PAGE EXTRACT —

──────────

The purpose of this focus area is to increase understanding of the relationship between climate change and ecosystem productivity and biodiversity. A key element is the development of predictive models, at various spatial scales, to provide forecasts for aquatic and terrestrial ecosystems. Emphasis will be placed on ecosystems important to society such as forests, agricultural systems, rangelands, wetlands, fisheries, coral reefs, and alpine, river, estuary, and marine ecosystems. Emphasis will also be placed on regions where abrupt environmental changes may occur, such as high-elevation and high-latitude ecosystems (e.g., western U.S. mountain and arctic systems).

Coping with Drought through Research and Regional Partnerships.

The objective of this focus area is to understand how information about near-term climate variability and longer term climate trends can best be used to aid decision makers in coping with drought. The approach will include the development of methods, models, and mechanisms for integrating climate information into analyses of the social and economic consequences of drought as well as the policymaking and decision making processes in the face of drought. Climate information utilized in this effort may include paleoclimatic and historical information about climate and its impacts, predictions based on seasonal-to-interannual climate variability, recent trends, and future projections of decadal variability and climate change. Social and economic impact analyses utilized in this effort may include historical perspectives and near-term trends (e.g., projections of water conflicts, water demand, population changes, land-use shifts).

International Polar Year.

──────────

EXERCISES —
1 > Decide whether each statement agrees with the climate research text, answering yes or no and quoting the deciding words: (a) the predictive models are meant to work at only one spatial scale; (b) coral reefs are among the ecosystems given emphasis; (c) the drought effort may use paleoclimatic information.
2 > Continue the climate research text from the point where it stops.
The records come from a different source than the climate research text.

──────────

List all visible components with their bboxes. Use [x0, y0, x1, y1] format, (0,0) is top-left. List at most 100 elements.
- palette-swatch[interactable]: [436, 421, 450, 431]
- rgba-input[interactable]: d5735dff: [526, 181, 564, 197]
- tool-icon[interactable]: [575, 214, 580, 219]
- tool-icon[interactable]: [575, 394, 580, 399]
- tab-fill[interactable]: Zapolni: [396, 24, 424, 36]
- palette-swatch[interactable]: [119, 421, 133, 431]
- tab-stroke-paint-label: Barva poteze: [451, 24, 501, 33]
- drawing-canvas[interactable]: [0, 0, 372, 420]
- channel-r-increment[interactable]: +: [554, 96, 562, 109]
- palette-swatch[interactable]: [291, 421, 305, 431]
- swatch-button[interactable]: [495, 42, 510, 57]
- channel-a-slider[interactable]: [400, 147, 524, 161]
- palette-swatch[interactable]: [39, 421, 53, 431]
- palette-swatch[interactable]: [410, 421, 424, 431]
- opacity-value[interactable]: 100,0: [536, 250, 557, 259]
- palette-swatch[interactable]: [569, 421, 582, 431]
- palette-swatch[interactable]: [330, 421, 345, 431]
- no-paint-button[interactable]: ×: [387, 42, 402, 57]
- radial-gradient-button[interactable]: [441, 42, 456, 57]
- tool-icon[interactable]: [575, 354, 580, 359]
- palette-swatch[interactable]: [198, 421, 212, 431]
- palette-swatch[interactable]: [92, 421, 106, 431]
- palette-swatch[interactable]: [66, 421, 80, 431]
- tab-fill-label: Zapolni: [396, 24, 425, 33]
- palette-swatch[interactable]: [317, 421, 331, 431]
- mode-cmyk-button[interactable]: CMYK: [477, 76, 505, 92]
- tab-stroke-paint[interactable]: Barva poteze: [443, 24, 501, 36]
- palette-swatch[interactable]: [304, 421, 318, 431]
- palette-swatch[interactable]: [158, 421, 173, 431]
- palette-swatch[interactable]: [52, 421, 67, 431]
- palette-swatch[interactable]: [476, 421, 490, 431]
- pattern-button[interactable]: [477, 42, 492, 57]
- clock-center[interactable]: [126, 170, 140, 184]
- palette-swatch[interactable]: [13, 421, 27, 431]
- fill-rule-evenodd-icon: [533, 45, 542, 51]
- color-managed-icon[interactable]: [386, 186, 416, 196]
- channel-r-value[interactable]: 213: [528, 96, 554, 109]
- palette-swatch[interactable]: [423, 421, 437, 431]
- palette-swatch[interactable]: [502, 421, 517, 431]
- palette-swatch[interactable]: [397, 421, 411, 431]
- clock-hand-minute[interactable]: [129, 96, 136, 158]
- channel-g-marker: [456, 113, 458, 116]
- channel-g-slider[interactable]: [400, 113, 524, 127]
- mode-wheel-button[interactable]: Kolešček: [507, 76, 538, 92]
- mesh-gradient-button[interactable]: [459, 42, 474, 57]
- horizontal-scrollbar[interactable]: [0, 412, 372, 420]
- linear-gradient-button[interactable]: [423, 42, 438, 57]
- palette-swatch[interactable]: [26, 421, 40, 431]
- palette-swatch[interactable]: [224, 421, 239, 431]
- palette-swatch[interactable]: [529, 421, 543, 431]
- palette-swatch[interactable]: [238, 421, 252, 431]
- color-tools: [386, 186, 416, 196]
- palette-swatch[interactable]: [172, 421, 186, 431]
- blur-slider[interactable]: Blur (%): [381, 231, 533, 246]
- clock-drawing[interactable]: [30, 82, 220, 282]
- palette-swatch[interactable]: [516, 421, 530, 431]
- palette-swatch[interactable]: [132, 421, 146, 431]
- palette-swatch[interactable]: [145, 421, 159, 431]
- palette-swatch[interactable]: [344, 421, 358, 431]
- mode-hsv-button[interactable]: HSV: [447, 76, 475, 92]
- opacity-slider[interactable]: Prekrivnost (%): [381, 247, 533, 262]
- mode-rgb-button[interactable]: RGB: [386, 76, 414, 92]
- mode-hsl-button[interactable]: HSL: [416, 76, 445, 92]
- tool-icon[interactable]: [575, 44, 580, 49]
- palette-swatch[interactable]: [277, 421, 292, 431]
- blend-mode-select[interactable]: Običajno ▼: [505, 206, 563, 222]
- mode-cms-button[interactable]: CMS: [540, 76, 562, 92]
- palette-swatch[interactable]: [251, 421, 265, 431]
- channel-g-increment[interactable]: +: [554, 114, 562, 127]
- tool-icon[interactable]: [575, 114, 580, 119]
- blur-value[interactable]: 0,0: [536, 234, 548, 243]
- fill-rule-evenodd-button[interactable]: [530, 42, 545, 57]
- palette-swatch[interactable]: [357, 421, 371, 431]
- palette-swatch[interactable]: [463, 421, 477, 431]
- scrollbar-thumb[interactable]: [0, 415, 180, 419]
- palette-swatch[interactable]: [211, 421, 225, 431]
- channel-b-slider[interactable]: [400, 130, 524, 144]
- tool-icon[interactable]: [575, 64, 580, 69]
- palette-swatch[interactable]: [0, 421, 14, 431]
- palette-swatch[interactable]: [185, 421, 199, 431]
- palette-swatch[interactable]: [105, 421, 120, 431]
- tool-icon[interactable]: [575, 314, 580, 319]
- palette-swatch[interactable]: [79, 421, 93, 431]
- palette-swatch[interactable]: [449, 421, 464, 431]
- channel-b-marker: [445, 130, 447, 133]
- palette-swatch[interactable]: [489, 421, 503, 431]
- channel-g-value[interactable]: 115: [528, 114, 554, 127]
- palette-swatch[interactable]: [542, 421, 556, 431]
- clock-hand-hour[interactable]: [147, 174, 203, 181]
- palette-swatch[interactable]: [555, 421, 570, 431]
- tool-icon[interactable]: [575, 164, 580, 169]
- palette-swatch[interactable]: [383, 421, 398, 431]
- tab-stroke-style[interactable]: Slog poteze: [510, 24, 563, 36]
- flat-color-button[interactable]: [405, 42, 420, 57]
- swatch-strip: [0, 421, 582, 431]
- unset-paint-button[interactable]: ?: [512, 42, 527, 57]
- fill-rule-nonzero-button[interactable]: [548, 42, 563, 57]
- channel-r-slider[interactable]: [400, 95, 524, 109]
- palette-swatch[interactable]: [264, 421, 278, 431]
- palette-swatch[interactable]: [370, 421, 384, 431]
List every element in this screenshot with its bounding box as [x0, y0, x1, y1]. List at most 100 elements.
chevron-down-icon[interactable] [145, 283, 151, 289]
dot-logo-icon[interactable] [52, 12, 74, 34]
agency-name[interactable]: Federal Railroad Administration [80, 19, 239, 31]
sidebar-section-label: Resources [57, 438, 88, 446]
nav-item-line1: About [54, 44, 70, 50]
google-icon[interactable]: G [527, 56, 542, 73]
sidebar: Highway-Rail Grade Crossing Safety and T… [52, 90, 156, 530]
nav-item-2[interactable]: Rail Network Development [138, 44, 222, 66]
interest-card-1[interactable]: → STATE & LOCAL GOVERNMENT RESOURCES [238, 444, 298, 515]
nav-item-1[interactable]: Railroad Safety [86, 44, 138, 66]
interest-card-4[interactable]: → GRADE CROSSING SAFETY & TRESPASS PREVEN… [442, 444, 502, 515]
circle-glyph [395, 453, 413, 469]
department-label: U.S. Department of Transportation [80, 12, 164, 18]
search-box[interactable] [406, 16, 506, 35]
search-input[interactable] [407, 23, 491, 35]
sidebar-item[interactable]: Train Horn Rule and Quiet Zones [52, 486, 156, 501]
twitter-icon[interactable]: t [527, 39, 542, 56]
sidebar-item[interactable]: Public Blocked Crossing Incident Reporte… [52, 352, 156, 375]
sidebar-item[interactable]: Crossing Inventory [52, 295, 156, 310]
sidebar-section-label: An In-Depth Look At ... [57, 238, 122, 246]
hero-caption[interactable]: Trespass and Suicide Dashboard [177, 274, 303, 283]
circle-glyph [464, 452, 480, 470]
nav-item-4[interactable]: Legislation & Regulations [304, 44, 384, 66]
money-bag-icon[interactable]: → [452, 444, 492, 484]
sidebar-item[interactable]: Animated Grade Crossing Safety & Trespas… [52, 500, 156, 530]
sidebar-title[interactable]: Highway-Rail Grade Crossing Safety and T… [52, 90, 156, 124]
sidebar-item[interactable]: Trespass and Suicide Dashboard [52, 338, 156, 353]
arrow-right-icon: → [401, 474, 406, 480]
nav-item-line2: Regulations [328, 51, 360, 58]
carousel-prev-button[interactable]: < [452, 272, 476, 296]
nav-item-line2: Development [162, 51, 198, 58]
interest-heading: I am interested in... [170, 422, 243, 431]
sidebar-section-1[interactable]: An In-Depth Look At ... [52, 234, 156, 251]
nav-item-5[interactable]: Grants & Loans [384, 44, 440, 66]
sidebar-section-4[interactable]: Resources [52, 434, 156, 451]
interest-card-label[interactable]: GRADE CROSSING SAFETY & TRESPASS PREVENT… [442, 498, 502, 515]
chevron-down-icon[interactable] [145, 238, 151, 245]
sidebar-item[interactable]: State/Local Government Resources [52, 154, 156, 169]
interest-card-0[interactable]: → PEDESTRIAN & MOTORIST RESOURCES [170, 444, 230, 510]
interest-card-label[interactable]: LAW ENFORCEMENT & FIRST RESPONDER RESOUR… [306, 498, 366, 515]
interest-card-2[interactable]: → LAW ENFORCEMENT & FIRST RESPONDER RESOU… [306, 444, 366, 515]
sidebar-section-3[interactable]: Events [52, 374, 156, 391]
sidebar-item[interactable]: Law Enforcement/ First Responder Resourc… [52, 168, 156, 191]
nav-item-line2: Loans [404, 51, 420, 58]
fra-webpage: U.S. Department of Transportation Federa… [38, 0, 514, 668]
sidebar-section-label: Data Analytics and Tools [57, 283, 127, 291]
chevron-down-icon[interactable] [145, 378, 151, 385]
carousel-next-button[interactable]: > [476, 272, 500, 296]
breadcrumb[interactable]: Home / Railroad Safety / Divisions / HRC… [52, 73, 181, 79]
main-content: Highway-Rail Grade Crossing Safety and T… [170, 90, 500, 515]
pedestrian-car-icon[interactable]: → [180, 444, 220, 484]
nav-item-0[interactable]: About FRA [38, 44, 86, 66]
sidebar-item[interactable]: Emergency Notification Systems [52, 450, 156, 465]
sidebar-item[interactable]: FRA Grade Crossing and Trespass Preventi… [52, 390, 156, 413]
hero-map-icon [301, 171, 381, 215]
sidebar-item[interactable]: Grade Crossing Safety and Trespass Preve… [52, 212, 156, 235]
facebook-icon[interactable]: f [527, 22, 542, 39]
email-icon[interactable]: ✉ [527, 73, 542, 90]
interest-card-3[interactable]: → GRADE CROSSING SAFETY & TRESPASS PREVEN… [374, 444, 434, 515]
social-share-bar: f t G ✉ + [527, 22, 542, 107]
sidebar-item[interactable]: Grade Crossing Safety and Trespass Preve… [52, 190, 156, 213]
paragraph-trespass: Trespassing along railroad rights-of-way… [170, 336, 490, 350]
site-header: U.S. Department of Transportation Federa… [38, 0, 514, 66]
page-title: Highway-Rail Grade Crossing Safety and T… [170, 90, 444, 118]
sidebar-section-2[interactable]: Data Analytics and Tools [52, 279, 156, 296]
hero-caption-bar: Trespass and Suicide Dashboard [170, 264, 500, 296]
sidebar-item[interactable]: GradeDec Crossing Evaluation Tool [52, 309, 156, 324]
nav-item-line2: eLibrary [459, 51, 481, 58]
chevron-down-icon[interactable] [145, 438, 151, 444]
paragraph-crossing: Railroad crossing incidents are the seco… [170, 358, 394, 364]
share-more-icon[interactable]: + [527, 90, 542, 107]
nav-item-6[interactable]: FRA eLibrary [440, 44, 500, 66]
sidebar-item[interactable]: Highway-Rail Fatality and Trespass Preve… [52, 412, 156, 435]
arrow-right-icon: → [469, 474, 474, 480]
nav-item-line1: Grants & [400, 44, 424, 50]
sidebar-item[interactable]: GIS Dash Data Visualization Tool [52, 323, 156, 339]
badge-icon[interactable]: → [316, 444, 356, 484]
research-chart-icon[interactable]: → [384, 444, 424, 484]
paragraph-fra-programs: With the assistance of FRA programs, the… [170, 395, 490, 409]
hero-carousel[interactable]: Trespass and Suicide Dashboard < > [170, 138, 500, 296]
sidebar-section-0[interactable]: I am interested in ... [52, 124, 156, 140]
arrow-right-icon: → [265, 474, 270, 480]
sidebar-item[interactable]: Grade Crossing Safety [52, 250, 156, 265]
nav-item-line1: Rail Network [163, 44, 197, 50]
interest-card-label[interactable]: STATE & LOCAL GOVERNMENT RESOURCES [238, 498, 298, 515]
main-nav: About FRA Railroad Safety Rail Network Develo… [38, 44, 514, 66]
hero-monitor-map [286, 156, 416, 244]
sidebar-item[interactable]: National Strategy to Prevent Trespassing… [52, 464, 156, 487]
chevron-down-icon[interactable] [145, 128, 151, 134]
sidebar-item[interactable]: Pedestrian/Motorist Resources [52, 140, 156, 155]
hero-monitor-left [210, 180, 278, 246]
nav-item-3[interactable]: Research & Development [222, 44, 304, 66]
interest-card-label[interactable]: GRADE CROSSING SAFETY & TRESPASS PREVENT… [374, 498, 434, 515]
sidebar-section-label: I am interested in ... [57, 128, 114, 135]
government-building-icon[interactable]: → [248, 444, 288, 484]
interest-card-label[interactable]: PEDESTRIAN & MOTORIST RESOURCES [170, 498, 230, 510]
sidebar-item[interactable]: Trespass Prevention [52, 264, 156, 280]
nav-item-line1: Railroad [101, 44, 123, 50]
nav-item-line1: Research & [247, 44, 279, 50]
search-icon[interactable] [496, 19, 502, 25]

──────────

SET OF ANSWERS —
1 >
(a) No: "at various spatial scales"
(b) Yes: "coral reefs"
(c) Yes: "paleoclimatic and historical information about climate and its impacts"

2 >
The International Polar Year (IPY) will be an international suite of coordinated research projects, involving more than 50 nations, planned for 2007 and 2008 in both Arctic and Antarctic polar regions to address the strong links these regions have with the rest of the globe. It will emphasize multidisciplinary research across a wide range of disciplines, including societal and health issues and how these are related to the accelerating changes in the polar environment. Research will focus on a wide range of issues, including trends in extent and thickness of the polar ice sheets and sea ice, polar atmospheric variability, export of continental emissions to the polar regions, changes in the chemical composition of the polar atmosphere, and changing permafrost conditions.

Integrated Ocean Observing System.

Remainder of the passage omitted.